These unaudited consolidated interim financial statements of PATRIZIA Immobilien AG for the first quarter of 2011 (January 1 through March 31, 2011) were prepared in accordance with Article 37x (3) of the Wertpapierhandelsgesetz (WpHG – German Securities Trading Act) in conjunction with Article 37w (2) WpHG in line with IFRSs and in compliance with the provisions of German commercial law additionally applicable as per Article 315a (1) of the German Commercial Code. All compulsory official announcements of the International Accounting Standards Board (IASB) have been applied, i.e. those adopted by the EU in the context of the endorsement process and published in the Official Journal of the EU.
From the perspective of the Company's management, the present unaudited consolidated interim financial statements for the period ended March 31, 2011 contain all of the information necessary to provide a true and fair view of the course of business and the earnings situation in the period under review. Earnings generated in the first three months of 2011 are not necessarily an indication of future earnings or of the expected total earnings for fiscal year 2011.
When preparing the consolidated financial statements for the interim report in line with IAS 34 Interim Financial Reporting, the management of PATRIZIA Immobilien AG must make assessments and estimates as well as assumptions that affect the application of accounting standards in the Group and the reporting of assets and liabilities as well as income and expenses. Actual amounts may differ from these estimates.
These consolidated interim financial statements have been prepared in accordance with the same accounting policies as the last consolidated financial statements for fiscal year 2010. A detailed description of the principles applied in preparing the consolidated financial statements and the accounting methods used can be found in the notes to the IFRS consolidated financial statements for the year ended December 31, 2010, which are contained in the Company's 2010 Annual Report.
The unaudited interim financial statements were prepared in euro. The amounts, including the previous year's figures, are stated in EUR thousand (TEUR).
All of the Company's subsidiaries are consolidated in the consolidated financial statements of PATRIZIA Immobilien AG. The Group includes all companies controlled by PATRIZIA Immobilien AG. In addition to the parent company, the scope of consolidation comprises 54 subsidiaries. They are recognized in the consolidated financial statements in line with the rules of full consolidation. In addition, one joint venture is accounted for at equity in the consolidated financial statements.
Joint ventures are companies that do not meet the criteria to be classified as subsidiaries since with regard to their business and financial policies two or more partner companies are bound to common management via contractual agreement. Joint ventures are accounted for at equity within the Group.
Under a notarial purchase agreement dated December 9, 2010, PATRIZIA Immobilien AG acquired a 94.9% stake in LB Immo Invest GmbH, Hamburg, via its indirect subsidiary PATRIZIA Project 600 GmbH (formerly PATRoffice Real Estate 997 GmbH). The date of acquisition for implementing full consolidation of the shares has been set at January 3, 2011. Legal and financial transfer of the shares took place on January 3, 2011 following full payment of the purchase price.

INFORMATION SHOWN:
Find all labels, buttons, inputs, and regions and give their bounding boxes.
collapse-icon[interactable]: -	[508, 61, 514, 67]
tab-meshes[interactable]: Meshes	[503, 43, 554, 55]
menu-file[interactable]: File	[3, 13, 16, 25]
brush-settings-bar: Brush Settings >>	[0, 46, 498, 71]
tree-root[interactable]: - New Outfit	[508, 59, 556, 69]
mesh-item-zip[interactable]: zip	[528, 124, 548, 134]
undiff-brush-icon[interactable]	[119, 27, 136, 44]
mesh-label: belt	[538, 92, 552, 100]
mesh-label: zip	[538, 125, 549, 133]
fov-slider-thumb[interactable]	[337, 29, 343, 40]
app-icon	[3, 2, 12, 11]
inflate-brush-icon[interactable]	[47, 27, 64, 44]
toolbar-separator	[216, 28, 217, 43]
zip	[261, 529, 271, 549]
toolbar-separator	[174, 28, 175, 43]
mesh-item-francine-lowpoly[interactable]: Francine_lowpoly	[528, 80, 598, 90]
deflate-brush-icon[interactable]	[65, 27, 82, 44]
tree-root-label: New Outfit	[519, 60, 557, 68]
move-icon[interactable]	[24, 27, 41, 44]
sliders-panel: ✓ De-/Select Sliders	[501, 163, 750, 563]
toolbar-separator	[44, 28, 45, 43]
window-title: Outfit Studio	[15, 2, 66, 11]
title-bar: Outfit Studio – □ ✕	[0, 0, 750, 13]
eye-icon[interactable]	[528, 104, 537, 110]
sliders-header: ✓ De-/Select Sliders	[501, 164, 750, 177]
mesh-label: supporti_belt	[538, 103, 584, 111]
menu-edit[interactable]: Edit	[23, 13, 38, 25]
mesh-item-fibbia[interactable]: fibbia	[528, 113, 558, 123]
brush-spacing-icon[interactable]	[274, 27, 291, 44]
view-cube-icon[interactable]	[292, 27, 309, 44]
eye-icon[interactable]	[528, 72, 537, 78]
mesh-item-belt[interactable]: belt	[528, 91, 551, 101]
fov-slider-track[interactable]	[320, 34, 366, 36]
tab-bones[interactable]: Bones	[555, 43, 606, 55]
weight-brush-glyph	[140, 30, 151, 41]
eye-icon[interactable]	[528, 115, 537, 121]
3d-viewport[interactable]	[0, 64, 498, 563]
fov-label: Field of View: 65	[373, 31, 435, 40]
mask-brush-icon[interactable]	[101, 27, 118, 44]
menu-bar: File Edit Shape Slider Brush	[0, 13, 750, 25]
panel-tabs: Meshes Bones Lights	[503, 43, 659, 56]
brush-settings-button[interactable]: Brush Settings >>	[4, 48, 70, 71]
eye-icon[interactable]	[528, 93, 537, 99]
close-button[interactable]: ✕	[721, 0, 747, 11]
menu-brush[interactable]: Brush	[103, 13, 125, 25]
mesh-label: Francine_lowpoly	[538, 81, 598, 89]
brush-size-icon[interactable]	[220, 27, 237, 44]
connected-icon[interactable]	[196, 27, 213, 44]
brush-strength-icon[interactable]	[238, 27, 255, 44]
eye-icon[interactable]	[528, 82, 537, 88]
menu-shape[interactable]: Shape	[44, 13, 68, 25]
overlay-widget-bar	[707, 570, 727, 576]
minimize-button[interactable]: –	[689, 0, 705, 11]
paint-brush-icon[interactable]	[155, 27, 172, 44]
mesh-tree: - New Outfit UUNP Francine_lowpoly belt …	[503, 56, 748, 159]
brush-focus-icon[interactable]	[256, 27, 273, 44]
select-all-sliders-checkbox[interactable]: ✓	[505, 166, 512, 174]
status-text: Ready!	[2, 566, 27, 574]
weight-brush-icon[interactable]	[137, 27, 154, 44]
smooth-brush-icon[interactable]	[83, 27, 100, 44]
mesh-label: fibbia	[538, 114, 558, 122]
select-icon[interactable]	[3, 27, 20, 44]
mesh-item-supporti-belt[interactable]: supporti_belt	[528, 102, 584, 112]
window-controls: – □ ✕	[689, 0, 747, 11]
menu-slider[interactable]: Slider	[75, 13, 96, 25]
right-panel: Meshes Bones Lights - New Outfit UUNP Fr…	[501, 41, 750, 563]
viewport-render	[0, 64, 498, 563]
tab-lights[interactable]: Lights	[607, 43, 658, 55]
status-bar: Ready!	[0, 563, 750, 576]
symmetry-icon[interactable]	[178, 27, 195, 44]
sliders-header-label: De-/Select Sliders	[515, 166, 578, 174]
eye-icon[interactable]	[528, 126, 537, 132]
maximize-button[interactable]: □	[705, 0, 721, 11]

WHAT YOU NEED TO DO:
**a)** List every distinct calendar date (day, month and year) mentioned in the passage on PATRIZIA's interim financial statements.
**b)** Extend the passage on PATRIZIA's interim financial statements with further text that picks up right after its final sentence.
The lines are separate material and are not part of the passage on PATRIZIA's interim financial statements.

EXPECTED OUTPUTS:
**a)** January 1, 2011; March 31, 2011; December 31, 2010; December 9, 2010; January 3, 2011

**b)**
LB Immo Invest GmbH is a Hamburg-based asset management company focusing on the management of special real estate funds. At the time of acquisition the company administered 12 real estate funds with a gross fund volume of EUR 2.3 billion.
The acquisition of the asset management company LB Immo Invest GmbH has added commercial special real estate funds to our existing portfolio of services. The reasoning behind the acquisition of the company was the intensification of the group's activities in the field of commercial real estate.
The final cash purchase price for the shares that were acquired indirectly by PATRIZIA Immobilien AG (94.9%) was EUR 35.7 million (excluding ancillary acquisition costs). The ancillary acquisition costs amounted to EUR 0.4 million and were treated as an expense. Acquisition costs are shown under other operating expenses.
The Group has received the following assets and liabilities:
| Fair Value | |
|---|---|
| EUR million | |
| Intangible assets (including fund management contracts) | 47.2 |
| Property, plant and equipment | 0.2 |
| Total non-current assets | 47.4 |
| Shares and other variable-yield securities | 1.6 |
| Trust receivables | 0.6 |
| Other assets, prepaid expenses and deferred charges | 3.5 |
| Cash and cash equivalents | 7.1 |
| Total current assets | 12.7 |
| Total assets | 60.2 |
| Deferred taxes | 15.3 |
| Total non-current liabilities | 15.3 |
| Trust liabilities | 0.6 |
| Other current liabilities | 3.1 |
| Other current provisions | 4.2 |
| Total current liabilities | 7.9 |
| Total liabilities | 23.1 |
| Net assets | 37.0 |
| attributable to non-controlling partners | 1.9 |
| attributable to the controlling parent company | 35.1 |
| Purchase price | 35.7 |
The value of the share accounted for by the non-controlling partners (5.1%) in LB Immo Invest GmbH was stated at the fair value of the net assets purchased and amounts to EUR 1.9 million. The resulting goodwill amounts to EUR 0.6 million. Fund management contracts assigned to intangible assets are subject to amortization over the expected remaining life of the contracts. In the reporting period, there have been amortizations of EUR 0.5 million.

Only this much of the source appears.